- _THE REQUEST_
Return the listing below exactly, with the pictures dropped.

- _DATA LISTING_
================================

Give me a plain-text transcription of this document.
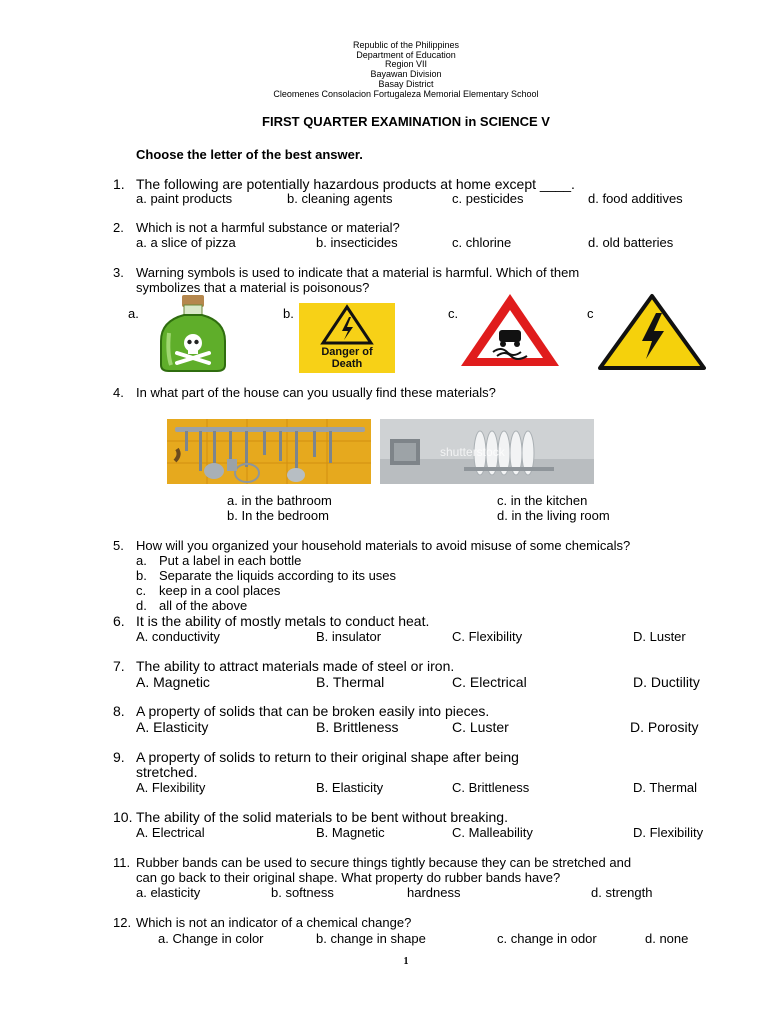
Republic of the Philippines
Department of Education
Region VII
Bayawan Division
Basay District
Cleomenes Consolacion Fortugaleza Memorial Elementary School
FIRST QUARTER EXAMINATION in SCIENCE V
Choose the letter of the best answer.
1. The following are potentially hazardous products at home except ____.
a. paint products	b. cleaning agents	c. pesticides	d. food additives
2. Which is not a harmful substance or material?
a. a slice of pizza	b. insecticides	c. chlorine	d. old batteries
3. Warning symbols is used to indicate that a material is harmful. Which of them
symbolizes that a material is poisonous?
a.	b.	c.	c
Danger of
Death
4. In what part of the house can you usually find these materials?
shutterstock
a. in the bathroom	c. in the kitchen
b. In the bedroom	d. in the living room
5. How will you organized your household materials to avoid misuse of some chemicals?
a. Put a label in each bottle
b. Separate the liquids according to its uses
c. keep in a cool places
d. all of the above
6. It is the ability of mostly metals to conduct heat.
A. conductivity	B. insulator	C. Flexibility	D. Luster
7. The ability to attract materials made of steel or iron.
A. Magnetic	B. Thermal	C. Electrical	D. Ductility
8. A property of solids that can be broken easily into pieces.
A. Elasticity	B. Brittleness	C. Luster	D. Porosity
9. A property of solids to return to their original shape after being
stretched.
A. Flexibility	B. Elasticity	C. Brittleness	D. Thermal
10. The ability of the solid materials to be bent without breaking.
A. Electrical	B. Magnetic	C. Malleability	D. Flexibility
11. Rubber bands can be used to secure things tightly because they can be stretched and
can go back to their original shape. What property do rubber bands have?
a. elasticity	b. softness	hardness	d. strength
12. Which is not an indicator of a chemical change?
a. Change in color	b. change in shape	c. change in odor	d. none
1
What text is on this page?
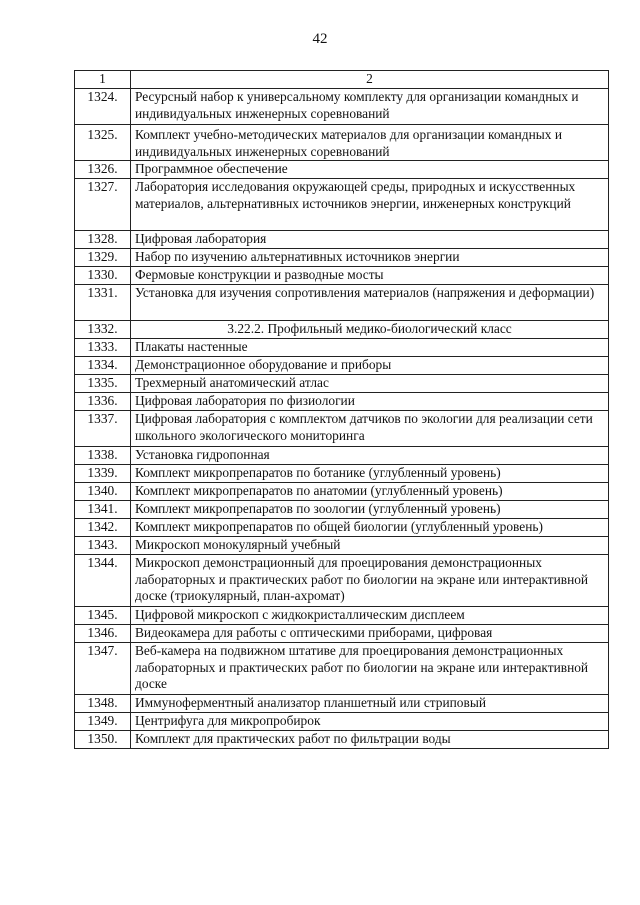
42
1	2
1324.	Ресурсный набор к универсальному комплекту для организации командных и индивидуальных инженерных соревнований
1325.	Комплект учебно-методических материалов для организации командных и индивидуальных инженерных соревнований
1326.	Программное обеспечение
1327.	Лаборатория исследования окружающей среды, природных и искусственных материалов, альтернативных источников энергии, инженерных конструкций
1328.	Цифровая лаборатория
1329.	Набор по изучению альтернативных источников энергии
1330.	Фермовые конструкции и разводные мосты
1331.	Установка для изучения сопротивления материалов (напряжения и деформации)
1332.	3.22.2. Профильный медико-биологический класс
1333.	Плакаты настенные
1334.	Демонстрационное оборудование и приборы
1335.	Трехмерный анатомический атлас
1336.	Цифровая лаборатория по физиологии
1337.	Цифровая лаборатория с комплектом датчиков по экологии для реализации сети школьного экологического мониторинга
1338.	Установка гидропонная
1339.	Комплект микропрепаратов по ботанике (углубленный уровень)
1340.	Комплект микропрепаратов по анатомии (углубленный уровень)
1341.	Комплект микропрепаратов по зоологии (углубленный уровень)
1342.	Комплект микропрепаратов по общей биологии (углубленный уровень)
1343.	Микроскоп монокулярный учебный
1344.	Микроскоп демонстрационный для проецирования демонстрационных лабораторных и практических работ по биологии на экране или интерактивной доске (триокулярный, план-ахромат)
1345.	Цифровой микроскоп с жидкокристаллическим дисплеем
1346.	Видеокамера для работы с оптическими приборами, цифровая
1347.	Веб-камера на подвижном штативе для проецирования демонстрационных лабораторных и практических работ по биологии на экране или интерактивной доске
1348.	Иммуноферментный анализатор планшетный или стриповый
1349.	Центрифуга для микропробирок
1350.	Комплект для практических работ по фильтрации воды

================================

- _THE RESULT_
Give me a plain-text transcription of this document.
Republic of the Philippines
Department of Education
Region VII
Bayawan Division
Basay District
Cleomenes Consolacion Fortugaleza Memorial Elementary School
FIRST QUARTER EXAMINATION in SCIENCE V
Choose the letter of the best answer.
1. The following are potentially hazardous products at home except ____.
a. paint products	b. cleaning agents	c. pesticides	d. food additives
2. Which is not a harmful substance or material?
a. a slice of pizza	b. insecticides	c. chlorine	d. old batteries
3. Warning symbols is used to indicate that a material is harmful. Which of them
symbolizes that a material is poisonous?
a.	b.	c.	c
Danger of
Death
4. In what part of the house can you usually find these materials?
shutterstock
a. in the bathroom	c. in the kitchen
b. In the bedroom	d. in the living room
5. How will you organized your household materials to avoid misuse of some chemicals?
a. Put a label in each bottle
b. Separate the liquids according to its uses
c. keep in a cool places
d. all of the above
6. It is the ability of mostly metals to conduct heat.
A. conductivity	B. insulator	C. Flexibility	D. Luster
7. The ability to attract materials made of steel or iron.
A. Magnetic	B. Thermal	C. Electrical	D. Ductility
8. A property of solids that can be broken easily into pieces.
A. Elasticity	B. Brittleness	C. Luster	D. Porosity
9. A property of solids to return to their original shape after being
stretched.
A. Flexibility	B. Elasticity	C. Brittleness	D. Thermal
10. The ability of the solid materials to be bent without breaking.
A. Electrical	B. Magnetic	C. Malleability	D. Flexibility
11. Rubber bands can be used to secure things tightly because they can be stretched and
can go back to their original shape. What property do rubber bands have?
a. elasticity	b. softness	hardness	d. strength
12. Which is not an indicator of a chemical change?
a. Change in color	b. change in shape	c. change in odor	d. none
1
What text is on this page?
42
1	2
1324.	Ресурсный набор к универсальному комплекту для организации командных и индивидуальных инженерных соревнований
1325.	Комплект учебно-методических материалов для организации командных и индивидуальных инженерных соревнований
1326.	Программное обеспечение
1327.	Лаборатория исследования окружающей среды, природных и искусственных материалов, альтернативных источников энергии, инженерных конструкций
1328.	Цифровая лаборатория
1329.	Набор по изучению альтернативных источников энергии
1330.	Фермовые конструкции и разводные мосты
1331.	Установка для изучения сопротивления материалов (напряжения и деформации)
1332.	3.22.2. Профильный медико-биологический класс
1333.	Плакаты настенные
1334.	Демонстрационное оборудование и приборы
1335.	Трехмерный анатомический атлас
1336.	Цифровая лаборатория по физиологии
1337.	Цифровая лаборатория с комплектом датчиков по экологии для реализации сети школьного экологического мониторинга
1338.	Установка гидропонная
1339.	Комплект микропрепаратов по ботанике (углубленный уровень)
1340.	Комплект микропрепаратов по анатомии (углубленный уровень)
1341.	Комплект микропрепаратов по зоологии (углубленный уровень)
1342.	Комплект микропрепаратов по общей биологии (углубленный уровень)
1343.	Микроскоп монокулярный учебный
1344.	Микроскоп демонстрационный для проецирования демонстрационных лабораторных и практических работ по биологии на экране или интерактивной доске (триокулярный, план-ахромат)
1345.	Цифровой микроскоп с жидкокристаллическим дисплеем
1346.	Видеокамера для работы с оптическими приборами, цифровая
1347.	Веб-камера на подвижном штативе для проецирования демонстрационных лабораторных и практических работ по биологии на экране или интерактивной доске
1348.	Иммуноферментный анализатор планшетный или стриповый
1349.	Центрифуга для микропробирок
1350.	Комплект для практических работ по фильтрации воды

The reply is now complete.